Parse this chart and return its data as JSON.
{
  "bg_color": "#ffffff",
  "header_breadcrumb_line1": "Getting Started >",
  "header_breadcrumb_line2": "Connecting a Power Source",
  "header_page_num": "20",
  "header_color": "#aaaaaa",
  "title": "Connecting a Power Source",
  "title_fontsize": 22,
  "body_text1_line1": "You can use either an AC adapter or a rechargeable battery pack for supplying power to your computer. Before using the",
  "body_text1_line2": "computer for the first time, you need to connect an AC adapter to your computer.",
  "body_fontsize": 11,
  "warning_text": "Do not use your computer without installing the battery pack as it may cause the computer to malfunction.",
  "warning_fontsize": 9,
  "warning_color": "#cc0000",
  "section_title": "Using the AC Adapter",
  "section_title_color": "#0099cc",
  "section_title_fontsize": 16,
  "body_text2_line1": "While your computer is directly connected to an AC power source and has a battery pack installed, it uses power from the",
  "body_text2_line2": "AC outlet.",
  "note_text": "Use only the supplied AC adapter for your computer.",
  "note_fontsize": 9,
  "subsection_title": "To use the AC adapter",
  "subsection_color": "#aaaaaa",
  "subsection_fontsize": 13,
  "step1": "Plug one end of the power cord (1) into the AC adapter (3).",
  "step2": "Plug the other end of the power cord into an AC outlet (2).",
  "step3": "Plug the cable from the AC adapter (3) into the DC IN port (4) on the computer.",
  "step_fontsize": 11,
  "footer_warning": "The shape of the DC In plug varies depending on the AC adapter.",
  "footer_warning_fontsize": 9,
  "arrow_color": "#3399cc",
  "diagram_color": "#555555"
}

[Problem description] Using the entries above, return each line in which the word "aaaaaa" occurs.

[Answer for the task]
  "header_color": "#aaaaaa",
  "subsection_color": "#aaaaaa",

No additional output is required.